Go through the entries below and retype them exactly, omitting each picture.

»»

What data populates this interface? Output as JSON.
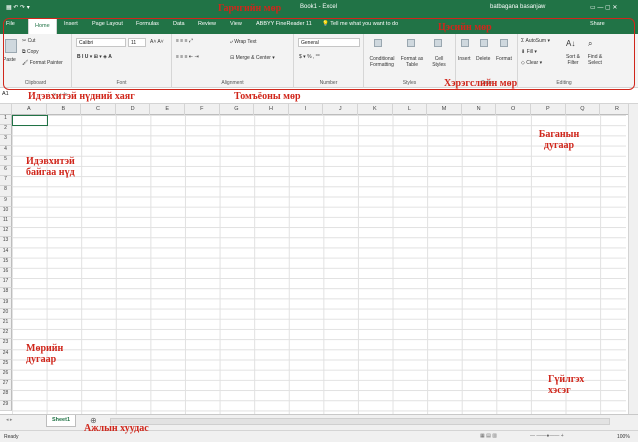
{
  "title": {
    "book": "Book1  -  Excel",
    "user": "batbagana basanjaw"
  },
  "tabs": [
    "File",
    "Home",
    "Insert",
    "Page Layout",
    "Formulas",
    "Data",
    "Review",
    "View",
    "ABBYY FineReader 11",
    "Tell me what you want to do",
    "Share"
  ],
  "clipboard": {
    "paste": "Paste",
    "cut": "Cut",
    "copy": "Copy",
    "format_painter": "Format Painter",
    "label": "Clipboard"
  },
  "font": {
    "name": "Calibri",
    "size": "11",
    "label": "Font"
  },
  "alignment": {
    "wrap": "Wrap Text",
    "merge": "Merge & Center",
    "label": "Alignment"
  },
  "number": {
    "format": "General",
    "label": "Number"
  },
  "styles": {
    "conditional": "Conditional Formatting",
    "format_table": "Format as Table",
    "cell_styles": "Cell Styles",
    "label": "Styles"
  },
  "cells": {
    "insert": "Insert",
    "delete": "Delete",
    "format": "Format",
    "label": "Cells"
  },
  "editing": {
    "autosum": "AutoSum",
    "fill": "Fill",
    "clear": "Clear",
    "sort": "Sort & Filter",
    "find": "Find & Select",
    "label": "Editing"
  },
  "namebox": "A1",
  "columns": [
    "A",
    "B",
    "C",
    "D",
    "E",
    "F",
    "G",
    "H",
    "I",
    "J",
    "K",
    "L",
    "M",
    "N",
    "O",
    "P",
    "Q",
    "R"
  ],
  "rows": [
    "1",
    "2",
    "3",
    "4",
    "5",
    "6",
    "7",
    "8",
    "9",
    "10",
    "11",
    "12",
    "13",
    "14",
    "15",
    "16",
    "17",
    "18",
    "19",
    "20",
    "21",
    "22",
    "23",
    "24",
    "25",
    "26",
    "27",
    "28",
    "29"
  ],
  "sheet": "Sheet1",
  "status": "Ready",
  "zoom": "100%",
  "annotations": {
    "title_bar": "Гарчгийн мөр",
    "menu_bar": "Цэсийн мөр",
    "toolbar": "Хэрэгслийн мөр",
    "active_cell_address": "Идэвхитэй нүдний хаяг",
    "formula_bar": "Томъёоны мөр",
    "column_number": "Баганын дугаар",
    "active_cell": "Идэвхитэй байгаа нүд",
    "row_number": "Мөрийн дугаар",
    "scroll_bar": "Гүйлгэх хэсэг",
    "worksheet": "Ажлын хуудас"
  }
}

««

Result of this task >>
What data populates this interface? Output as JSON.
{
  "title": {
    "book": "Book1  -  Excel",
    "user": "batbagana basanjaw"
  },
  "tabs": [
    "File",
    "Home",
    "Insert",
    "Page Layout",
    "Formulas",
    "Data",
    "Review",
    "View",
    "ABBYY FineReader 11",
    "Tell me what you want to do",
    "Share"
  ],
  "clipboard": {
    "paste": "Paste",
    "cut": "Cut",
    "copy": "Copy",
    "format_painter": "Format Painter",
    "label": "Clipboard"
  },
  "font": {
    "name": "Calibri",
    "size": "11",
    "label": "Font"
  },
  "alignment": {
    "wrap": "Wrap Text",
    "merge": "Merge & Center",
    "label": "Alignment"
  },
  "number": {
    "format": "General",
    "label": "Number"
  },
  "styles": {
    "conditional": "Conditional Formatting",
    "format_table": "Format as Table",
    "cell_styles": "Cell Styles",
    "label": "Styles"
  },
  "cells": {
    "insert": "Insert",
    "delete": "Delete",
    "format": "Format",
    "label": "Cells"
  },
  "editing": {
    "autosum": "AutoSum",
    "fill": "Fill",
    "clear": "Clear",
    "sort": "Sort & Filter",
    "find": "Find & Select",
    "label": "Editing"
  },
  "namebox": "A1",
  "columns": [
    "A",
    "B",
    "C",
    "D",
    "E",
    "F",
    "G",
    "H",
    "I",
    "J",
    "K",
    "L",
    "M",
    "N",
    "O",
    "P",
    "Q",
    "R"
  ],
  "rows": [
    "1",
    "2",
    "3",
    "4",
    "5",
    "6",
    "7",
    "8",
    "9",
    "10",
    "11",
    "12",
    "13",
    "14",
    "15",
    "16",
    "17",
    "18",
    "19",
    "20",
    "21",
    "22",
    "23",
    "24",
    "25",
    "26",
    "27",
    "28",
    "29"
  ],
  "sheet": "Sheet1",
  "status": "Ready",
  "zoom": "100%",
  "annotations": {
    "title_bar": "Гарчгийн мөр",
    "menu_bar": "Цэсийн мөр",
    "toolbar": "Хэрэгслийн мөр",
    "active_cell_address": "Идэвхитэй нүдний хаяг",
    "formula_bar": "Томъёоны мөр",
    "column_number": "Баганын дугаар",
    "active_cell": "Идэвхитэй байгаа нүд",
    "row_number": "Мөрийн дугаар",
    "scroll_bar": "Гүйлгэх хэсэг",
    "worksheet": "Ажлын хуудас"
  }
}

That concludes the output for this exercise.